Items from a dataset:
○ ○ ○
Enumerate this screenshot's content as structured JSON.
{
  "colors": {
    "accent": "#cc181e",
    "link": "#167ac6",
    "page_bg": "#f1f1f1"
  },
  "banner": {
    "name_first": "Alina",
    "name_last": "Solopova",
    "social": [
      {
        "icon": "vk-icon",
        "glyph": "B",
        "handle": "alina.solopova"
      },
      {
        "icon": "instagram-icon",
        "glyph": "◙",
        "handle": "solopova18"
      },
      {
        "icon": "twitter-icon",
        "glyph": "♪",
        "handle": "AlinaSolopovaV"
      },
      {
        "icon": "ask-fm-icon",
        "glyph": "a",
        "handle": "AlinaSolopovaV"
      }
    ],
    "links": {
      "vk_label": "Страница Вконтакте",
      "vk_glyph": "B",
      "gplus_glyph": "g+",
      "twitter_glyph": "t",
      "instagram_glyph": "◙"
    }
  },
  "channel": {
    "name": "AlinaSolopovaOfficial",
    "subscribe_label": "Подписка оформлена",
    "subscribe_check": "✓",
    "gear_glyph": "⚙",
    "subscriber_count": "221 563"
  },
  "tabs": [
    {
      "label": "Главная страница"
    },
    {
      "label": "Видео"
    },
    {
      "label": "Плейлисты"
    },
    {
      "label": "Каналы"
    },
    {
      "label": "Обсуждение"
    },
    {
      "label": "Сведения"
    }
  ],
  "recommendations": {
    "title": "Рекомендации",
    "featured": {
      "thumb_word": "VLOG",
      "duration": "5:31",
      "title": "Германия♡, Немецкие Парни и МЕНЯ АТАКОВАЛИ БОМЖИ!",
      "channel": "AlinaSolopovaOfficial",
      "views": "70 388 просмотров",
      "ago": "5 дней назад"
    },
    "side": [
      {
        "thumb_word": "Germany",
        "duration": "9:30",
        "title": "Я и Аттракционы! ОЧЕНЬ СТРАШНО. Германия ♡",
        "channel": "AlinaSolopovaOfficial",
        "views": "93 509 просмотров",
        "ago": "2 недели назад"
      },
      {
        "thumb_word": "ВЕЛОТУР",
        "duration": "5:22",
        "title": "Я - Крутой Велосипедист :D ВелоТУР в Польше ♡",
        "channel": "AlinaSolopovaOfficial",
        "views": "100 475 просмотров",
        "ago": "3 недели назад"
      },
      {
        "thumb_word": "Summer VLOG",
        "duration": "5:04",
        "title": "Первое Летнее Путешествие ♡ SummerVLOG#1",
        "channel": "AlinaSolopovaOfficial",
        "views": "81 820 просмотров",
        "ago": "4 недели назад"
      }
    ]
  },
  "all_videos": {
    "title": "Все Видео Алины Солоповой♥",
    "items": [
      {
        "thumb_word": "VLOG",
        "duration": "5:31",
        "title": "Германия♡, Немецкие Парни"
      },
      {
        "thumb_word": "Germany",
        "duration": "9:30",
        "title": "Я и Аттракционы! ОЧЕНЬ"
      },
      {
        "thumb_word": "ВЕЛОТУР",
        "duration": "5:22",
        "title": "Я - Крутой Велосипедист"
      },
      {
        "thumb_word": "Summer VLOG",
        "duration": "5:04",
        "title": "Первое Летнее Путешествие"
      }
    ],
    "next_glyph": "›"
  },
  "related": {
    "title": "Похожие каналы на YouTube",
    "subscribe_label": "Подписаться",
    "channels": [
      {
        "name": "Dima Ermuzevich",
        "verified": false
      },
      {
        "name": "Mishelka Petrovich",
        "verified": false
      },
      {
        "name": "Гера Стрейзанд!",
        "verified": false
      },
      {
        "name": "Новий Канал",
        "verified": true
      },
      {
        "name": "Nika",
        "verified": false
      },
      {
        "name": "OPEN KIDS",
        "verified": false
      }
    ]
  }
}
○ ○ ○
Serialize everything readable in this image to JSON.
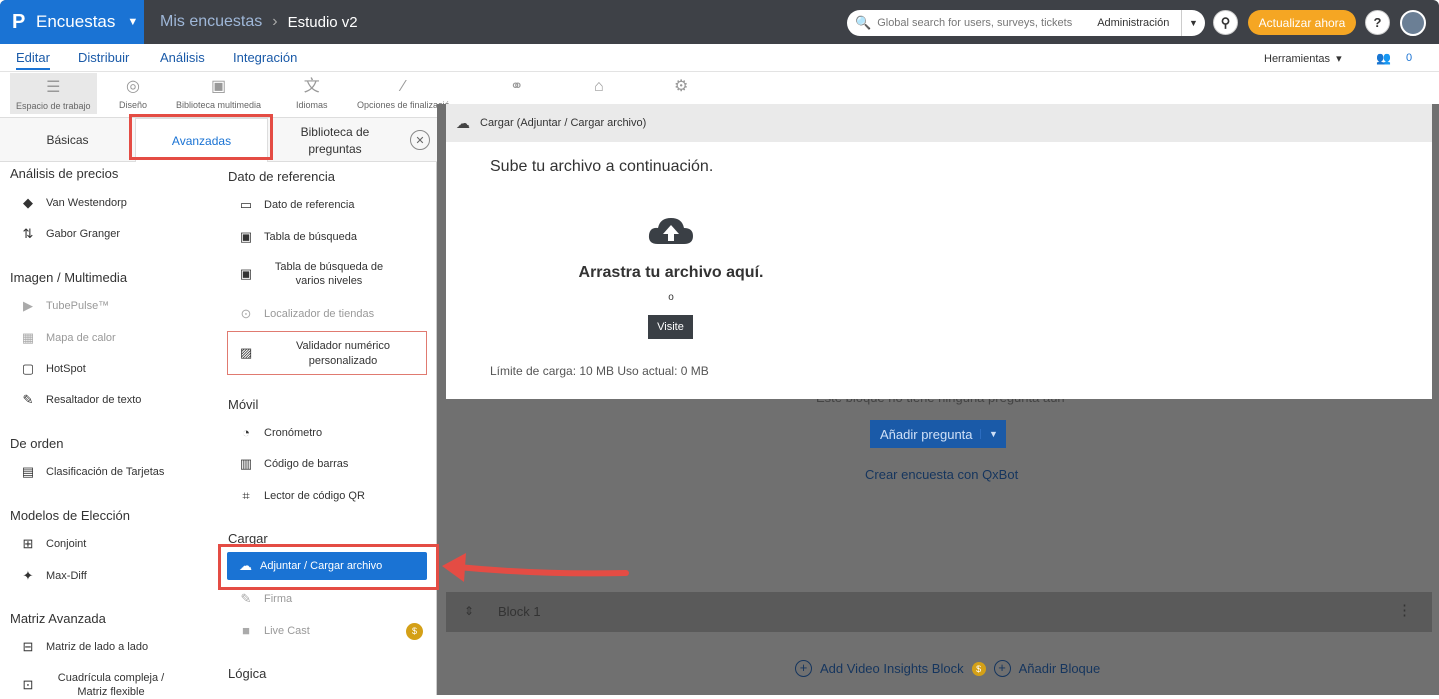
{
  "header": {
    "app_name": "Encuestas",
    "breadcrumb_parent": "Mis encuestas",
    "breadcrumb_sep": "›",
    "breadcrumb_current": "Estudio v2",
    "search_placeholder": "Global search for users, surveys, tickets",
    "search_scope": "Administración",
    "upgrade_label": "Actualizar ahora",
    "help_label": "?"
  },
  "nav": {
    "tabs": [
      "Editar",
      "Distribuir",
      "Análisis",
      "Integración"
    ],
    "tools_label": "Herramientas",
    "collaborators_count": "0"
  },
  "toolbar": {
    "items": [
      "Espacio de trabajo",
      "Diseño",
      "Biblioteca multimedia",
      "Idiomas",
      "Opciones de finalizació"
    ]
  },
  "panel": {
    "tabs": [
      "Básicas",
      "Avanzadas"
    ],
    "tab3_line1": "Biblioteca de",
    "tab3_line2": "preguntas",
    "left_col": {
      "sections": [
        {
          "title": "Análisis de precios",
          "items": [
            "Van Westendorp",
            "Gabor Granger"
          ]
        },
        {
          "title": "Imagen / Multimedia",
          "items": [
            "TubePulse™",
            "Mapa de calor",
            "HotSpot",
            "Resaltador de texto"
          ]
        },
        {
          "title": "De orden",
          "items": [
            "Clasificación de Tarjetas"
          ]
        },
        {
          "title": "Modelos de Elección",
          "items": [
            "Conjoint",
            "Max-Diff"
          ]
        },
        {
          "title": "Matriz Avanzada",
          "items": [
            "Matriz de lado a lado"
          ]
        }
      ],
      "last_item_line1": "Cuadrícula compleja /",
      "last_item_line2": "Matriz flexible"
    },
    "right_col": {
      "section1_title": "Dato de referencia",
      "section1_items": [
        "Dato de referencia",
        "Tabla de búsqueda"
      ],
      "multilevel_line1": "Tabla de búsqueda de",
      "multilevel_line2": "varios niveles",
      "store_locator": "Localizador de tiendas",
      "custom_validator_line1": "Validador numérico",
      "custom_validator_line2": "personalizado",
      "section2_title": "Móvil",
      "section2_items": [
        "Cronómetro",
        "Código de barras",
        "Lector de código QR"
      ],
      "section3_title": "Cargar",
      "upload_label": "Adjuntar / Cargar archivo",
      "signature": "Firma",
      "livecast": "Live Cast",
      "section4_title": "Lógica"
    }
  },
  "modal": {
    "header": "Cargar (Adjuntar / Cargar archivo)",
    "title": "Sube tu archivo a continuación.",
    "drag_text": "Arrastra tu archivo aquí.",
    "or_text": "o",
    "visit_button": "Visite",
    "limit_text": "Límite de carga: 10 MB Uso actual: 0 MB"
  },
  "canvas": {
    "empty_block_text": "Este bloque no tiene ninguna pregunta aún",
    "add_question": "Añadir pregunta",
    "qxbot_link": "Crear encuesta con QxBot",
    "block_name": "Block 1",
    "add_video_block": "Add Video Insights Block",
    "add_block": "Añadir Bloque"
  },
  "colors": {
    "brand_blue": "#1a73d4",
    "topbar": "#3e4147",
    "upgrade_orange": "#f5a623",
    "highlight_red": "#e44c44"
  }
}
○ ○ ○
THE REQUEST: Give only the number of lines in the data that include the string "Видео".

PROBLEM SOLUTION: 2